▶ [Texte à lire]:
Coopérative scolaire

En France, une coopérative scolaire est une association regroupant adultes et élèves d'un établissement scolaire réunis autour d'un projet pédagogique.

Présentes dans presque toutes les écoles primaires en France, ainsi que dans un grand nombre d'établissements du second degré, les coopératives scolaires sont dans la majorité d'entre elles affiliées à l'OCCE.

Motivation et objectifs modifier

La coopérative scolaire est souvent présentée comme une association permettant de financer des activités périscolaires[1]. En effet, une association peut disposer d'un budget propre, ce qui n'est pas le cas d'une école qui dépend de la mairie pour tout ce qui touche à ses dépenses[2]. Ainsi, il faut distinguer la coopérative scolaire, gérée au sein de l'école par des adultes et des élèves de la caisse des écoles gérée au niveau de la mairie.

Mais la fonction de la coopérative ne se résume pas à la gestion d'une tirelire. L'Éducation Nationale[3] la définit comme « un regroupement d’adultes et d’élèves qui décident de mettre en œuvre un projet éducatif s’appuyant sur la pratique de la vie associative et coopérative. ». Elle en définit les objectifs pédagogiques: favoriser l'autonomie, la prise d'initiative, la coopération, l'entraide. Elle doit permettre de développer des compétences sociales et civiques. La gestion financière ne doit pas représenter le seul objectif d'une coopérative même si celle-ci peut se révéler un outil important dans « l’apprentissage de la vie associative et économique et de la formation de citoyens responsables. »

▶ [Extraits des données]:

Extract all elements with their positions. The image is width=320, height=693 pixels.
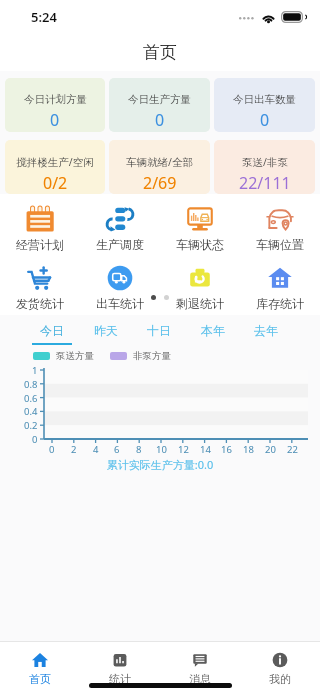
staticText: 0: [49, 443, 55, 456]
button[interactable]: 昨天: [86, 323, 126, 345]
staticText: 0.8: [24, 378, 38, 391]
staticText: 6: [114, 443, 120, 456]
staticText: 0/2: [43, 172, 68, 194]
staticText: 首页: [143, 42, 177, 63]
staticText: 剩退统计: [176, 296, 224, 311]
staticText: 14: [200, 443, 211, 456]
staticText: 22/111: [239, 172, 291, 194]
staticText: 我的: [269, 672, 291, 686]
button[interactable]: 消息: [160, 642, 240, 693]
button[interactable]: 剩退统计: [160, 264, 240, 311]
staticText: 消息: [189, 672, 211, 686]
staticText: 2: [71, 443, 77, 456]
button[interactable]: 今日生产方量: [109, 78, 210, 132]
staticText: 16: [221, 443, 232, 456]
staticText: 泵送/非泵: [242, 155, 288, 169]
staticText: 累计实际生产方量:0.0: [0, 457, 320, 472]
button[interactable]: 车辆状态: [160, 205, 240, 252]
staticText: 首页: [29, 672, 51, 686]
staticText: 10: [156, 443, 167, 456]
staticText: 生产调度: [96, 237, 144, 252]
staticText: 统计: [109, 672, 131, 686]
button[interactable]: 出车统计: [80, 264, 160, 311]
button[interactable]: 首页: [0, 642, 80, 693]
staticText: 0.6: [24, 392, 38, 405]
button[interactable]: 车辆就绪/全部: [109, 140, 210, 194]
button[interactable]: 今日: [32, 323, 72, 345]
button[interactable]: 经营计划: [0, 205, 80, 252]
button[interactable]: 库存统计: [240, 264, 320, 311]
button[interactable]: 发货统计: [0, 264, 80, 311]
staticText: 车辆就绪/全部: [126, 155, 193, 169]
button[interactable]: 我的: [240, 642, 320, 693]
button[interactable]: 生产调度: [80, 205, 160, 252]
button[interactable]: 今日出车数量: [214, 78, 315, 132]
staticText: 0: [32, 433, 38, 446]
staticText: 经营计划: [16, 237, 64, 252]
staticText: 1: [32, 364, 38, 377]
staticText: 0.2: [24, 419, 38, 432]
staticText: 4: [93, 443, 99, 456]
button[interactable]: 今日计划方量: [5, 78, 105, 132]
staticText: 18: [243, 443, 254, 456]
staticText: 5:24: [31, 8, 57, 26]
staticText: 泵送方量: [56, 350, 94, 362]
staticText: 去年: [254, 323, 278, 338]
staticText: 0: [260, 109, 270, 131]
staticText: 今日出车数量: [233, 93, 296, 106]
staticText: 今日生产方量: [128, 93, 191, 106]
staticText: 昨天: [94, 323, 118, 338]
button[interactable]: 搅拌楼生产/空闲: [5, 140, 105, 194]
staticText: 库存统计: [256, 296, 304, 311]
button[interactable]: 车辆位置: [240, 205, 320, 252]
staticText: 0: [50, 109, 60, 131]
staticText: 车辆状态: [176, 237, 224, 252]
staticText: 2/69: [143, 172, 177, 194]
button[interactable]: 去年: [246, 323, 286, 345]
staticText: 搅拌楼生产/空闲: [16, 155, 94, 169]
button[interactable]: 十日: [139, 323, 179, 345]
staticText: 12: [178, 443, 189, 456]
staticText: 发货统计: [16, 296, 64, 311]
staticText: 车辆位置: [256, 237, 304, 252]
button[interactable]: 统计: [80, 642, 160, 693]
staticText: 本年: [201, 323, 225, 338]
staticText: 出车统计: [96, 296, 144, 311]
staticText: 0.4: [24, 405, 38, 418]
staticText: 0: [155, 109, 165, 131]
staticText: 非泵方量: [133, 350, 171, 362]
staticText: 8: [136, 443, 142, 456]
button[interactable]: 泵送/非泵: [214, 140, 315, 194]
staticText: 22: [287, 443, 298, 456]
staticText: 20: [265, 443, 276, 456]
staticText: 今日计划方量: [24, 93, 87, 106]
staticText: 今日: [40, 323, 64, 338]
button[interactable]: 本年: [193, 323, 233, 345]
staticText: 十日: [147, 323, 171, 338]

▶ [Problèmes à résoudre]:
A – Réécrivez le passage du texte sur la coopérative scolaire commençant par « Présentes dans presque » et allant jusqu'à « de la mairie. », en substituant « Office central de la coopération à l'école » à « OCCE ».
B – Selon le texte sur la coopérative scolaire, de qui une école dépend-elle pour ses dépenses ?
Ces données proviennent d'une autre source.

▶ [Réponses dans l'ordre]:
A –
Présentes dans presque toutes les écoles primaires en France, ainsi que dans un grand nombre d'établissements du second degré, les coopératives scolaires sont dans la majorité d'entre elles affiliées à l'Office central de la coopération à l'école.

Motivation et objectifs modifier

La coopérative scolaire est souvent présentée comme une association permettant de financer des activités périscolaires[1]. En effet, une association peut disposer d'un budget propre, ce qui n'est pas le cas d'une école qui dépend de la mairie pour tout ce qui touche à ses dépenses[2]. Ainsi, il faut distinguer la coopérative scolaire, gérée au sein de l'école par des adultes et des élèves de la caisse des écoles gérée au niveau de la mairie.

B – De la mairie.